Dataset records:
+===+

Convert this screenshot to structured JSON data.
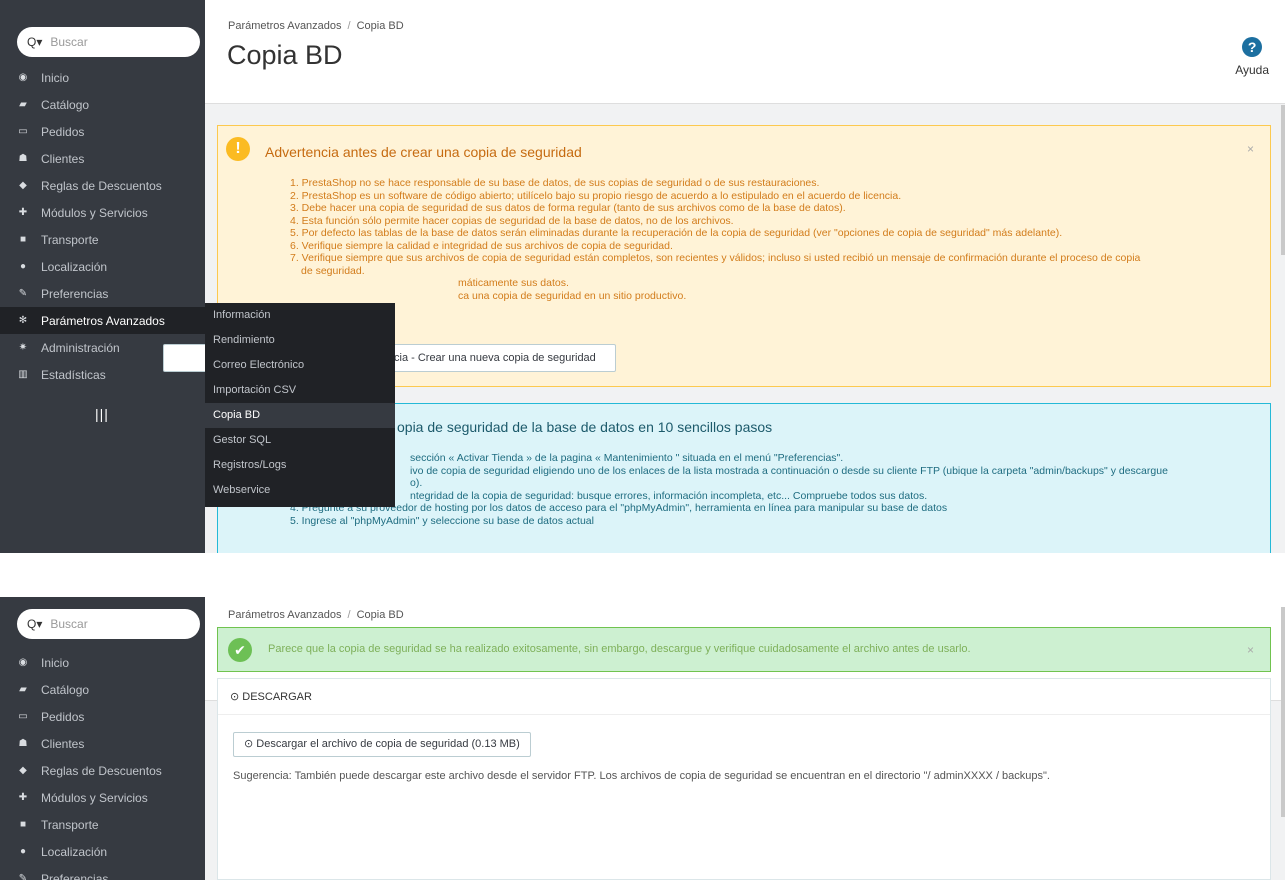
{
  "search": {
    "placeholder": "Buscar"
  },
  "nav": [
    {
      "label": "Inicio",
      "icon": "dashboard-icon"
    },
    {
      "label": "Catálogo",
      "icon": "book-icon"
    },
    {
      "label": "Pedidos",
      "icon": "credit-card-icon"
    },
    {
      "label": "Clientes",
      "icon": "users-icon"
    },
    {
      "label": "Reglas de Descuentos",
      "icon": "tag-icon"
    },
    {
      "label": "Módulos y Servicios",
      "icon": "puzzle-icon"
    },
    {
      "label": "Transporte",
      "icon": "truck-icon"
    },
    {
      "label": "Localización",
      "icon": "globe-icon"
    },
    {
      "label": "Preferencias",
      "icon": "wrench-icon"
    },
    {
      "label": "Parámetros Avanzados",
      "icon": "cogs-icon"
    },
    {
      "label": "Administración",
      "icon": "cog-icon"
    },
    {
      "label": "Estadísticas",
      "icon": "bar-chart-icon"
    }
  ],
  "header": {
    "breadcrumb_parent": "Parámetros Avanzados",
    "breadcrumb_sep": "/",
    "breadcrumb_current": "Copia BD",
    "title": "Copia BD",
    "help_label": "Ayuda"
  },
  "warning": {
    "title": "Advertencia antes de crear una copia de seguridad",
    "items": [
      "1. PrestaShop no se hace responsable de su base de datos, de sus copias de seguridad o de sus restauraciones.",
      "2. PrestaShop es un software de código abierto; utilícelo bajo su propio riesgo de acuerdo a lo estipulado en el acuerdo de licencia.",
      "3. Debe hacer una copia de seguridad de sus datos de forma regular (tanto de sus archivos como de la base de datos).",
      "4. Esta función sólo permite hacer copias de seguridad de la base de datos, no de los archivos.",
      "5. Por defecto las tablas de la base de datos serán eliminadas durante la recuperación de la copia de seguridad (ver \"opciones de copia de seguridad\" más adelante).",
      "6. Verifique siempre la calidad e integridad de sus archivos de copia de seguridad.",
      "7. Verifique siempre que sus archivos de copia de seguridad están completos, son recientes y válidos; incluso si usted recibió un mensaje de confirmación durante el proceso de copia",
      "de seguridad.",
      "máticamente sus datos.",
      "ca una copia de seguridad en un sitio productivo."
    ],
    "button": "cia - Crear una nueva copia de seguridad"
  },
  "info": {
    "title": "opia de seguridad de la base de datos en 10 sencillos pasos",
    "items": [
      "sección « Activar Tienda » de la pagina « Mantenimiento \" situada en el menú \"Preferencias\".",
      "ivo de copia de seguridad eligiendo uno de los enlaces de la lista mostrada a continuación o desde su cliente FTP (ubique la carpeta \"admin/backups\" y descargue",
      "o).",
      "ntegridad de la copia de seguridad: busque errores, información incompleta, etc... Compruebe todos sus datos.",
      "4. Pregunte a su proveedor de hosting por los datos de acceso para el \"phpMyAdmin\", herramienta en línea para manipular su base de datos",
      "5. Ingrese al \"phpMyAdmin\" y seleccione su base de datos actual"
    ]
  },
  "dropdown": [
    "Información",
    "Rendimiento",
    "Correo Electrónico",
    "Importación CSV",
    "Copia BD",
    "Gestor SQL",
    "Registros/Logs",
    "Webservice"
  ],
  "success": {
    "message": "Parece que la copia de seguridad se ha realizado exitosamente, sin embargo, descargue y verifique cuidadosamente el archivo antes de usarlo."
  },
  "download": {
    "heading": "DESCARGAR",
    "button": "Descargar el archivo de copia de seguridad (0.13 MB)",
    "tip": "Sugerencia: También puede descargar este archivo desde el servidor FTP. Los archivos de copia de seguridad se encuentran en el directorio \"/ adminXXXX / backups\"."
  },
  "colors": {
    "sidebar": "#363a41",
    "active": "#202226",
    "warning_bg": "#fff3d7",
    "info_bg": "#dcf4f9",
    "success_bg": "#cdf0d1"
  }
}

+===+

▸ **Exercise description**
Print out the whole of the material word for word, without pictures.

▸ **The answer**
Convert this screenshot to structured JSON data.
{
  "search": {
    "placeholder": "Buscar"
  },
  "nav": [
    {
      "label": "Inicio",
      "icon": "dashboard-icon"
    },
    {
      "label": "Catálogo",
      "icon": "book-icon"
    },
    {
      "label": "Pedidos",
      "icon": "credit-card-icon"
    },
    {
      "label": "Clientes",
      "icon": "users-icon"
    },
    {
      "label": "Reglas de Descuentos",
      "icon": "tag-icon"
    },
    {
      "label": "Módulos y Servicios",
      "icon": "puzzle-icon"
    },
    {
      "label": "Transporte",
      "icon": "truck-icon"
    },
    {
      "label": "Localización",
      "icon": "globe-icon"
    },
    {
      "label": "Preferencias",
      "icon": "wrench-icon"
    },
    {
      "label": "Parámetros Avanzados",
      "icon": "cogs-icon"
    },
    {
      "label": "Administración",
      "icon": "cog-icon"
    },
    {
      "label": "Estadísticas",
      "icon": "bar-chart-icon"
    }
  ],
  "header": {
    "breadcrumb_parent": "Parámetros Avanzados",
    "breadcrumb_sep": "/",
    "breadcrumb_current": "Copia BD",
    "title": "Copia BD",
    "help_label": "Ayuda"
  },
  "warning": {
    "title": "Advertencia antes de crear una copia de seguridad",
    "items": [
      "1. PrestaShop no se hace responsable de su base de datos, de sus copias de seguridad o de sus restauraciones.",
      "2. PrestaShop es un software de código abierto; utilícelo bajo su propio riesgo de acuerdo a lo estipulado en el acuerdo de licencia.",
      "3. Debe hacer una copia de seguridad de sus datos de forma regular (tanto de sus archivos como de la base de datos).",
      "4. Esta función sólo permite hacer copias de seguridad de la base de datos, no de los archivos.",
      "5. Por defecto las tablas de la base de datos serán eliminadas durante la recuperación de la copia de seguridad (ver \"opciones de copia de seguridad\" más adelante).",
      "6. Verifique siempre la calidad e integridad de sus archivos de copia de seguridad.",
      "7. Verifique siempre que sus archivos de copia de seguridad están completos, son recientes y válidos; incluso si usted recibió un mensaje de confirmación durante el proceso de copia",
      "de seguridad.",
      "máticamente sus datos.",
      "ca una copia de seguridad en un sitio productivo."
    ],
    "button": "cia - Crear una nueva copia de seguridad"
  },
  "info": {
    "title": "opia de seguridad de la base de datos en 10 sencillos pasos",
    "items": [
      "sección « Activar Tienda » de la pagina « Mantenimiento \" situada en el menú \"Preferencias\".",
      "ivo de copia de seguridad eligiendo uno de los enlaces de la lista mostrada a continuación o desde su cliente FTP (ubique la carpeta \"admin/backups\" y descargue",
      "o).",
      "ntegridad de la copia de seguridad: busque errores, información incompleta, etc... Compruebe todos sus datos.",
      "4. Pregunte a su proveedor de hosting por los datos de acceso para el \"phpMyAdmin\", herramienta en línea para manipular su base de datos",
      "5. Ingrese al \"phpMyAdmin\" y seleccione su base de datos actual"
    ]
  },
  "dropdown": [
    "Información",
    "Rendimiento",
    "Correo Electrónico",
    "Importación CSV",
    "Copia BD",
    "Gestor SQL",
    "Registros/Logs",
    "Webservice"
  ],
  "success": {
    "message": "Parece que la copia de seguridad se ha realizado exitosamente, sin embargo, descargue y verifique cuidadosamente el archivo antes de usarlo."
  },
  "download": {
    "heading": "DESCARGAR",
    "button": "Descargar el archivo de copia de seguridad (0.13 MB)",
    "tip": "Sugerencia: También puede descargar este archivo desde el servidor FTP. Los archivos de copia de seguridad se encuentran en el directorio \"/ adminXXXX / backups\"."
  },
  "colors": {
    "sidebar": "#363a41",
    "active": "#202226",
    "warning_bg": "#fff3d7",
    "info_bg": "#dcf4f9",
    "success_bg": "#cdf0d1"
  }
}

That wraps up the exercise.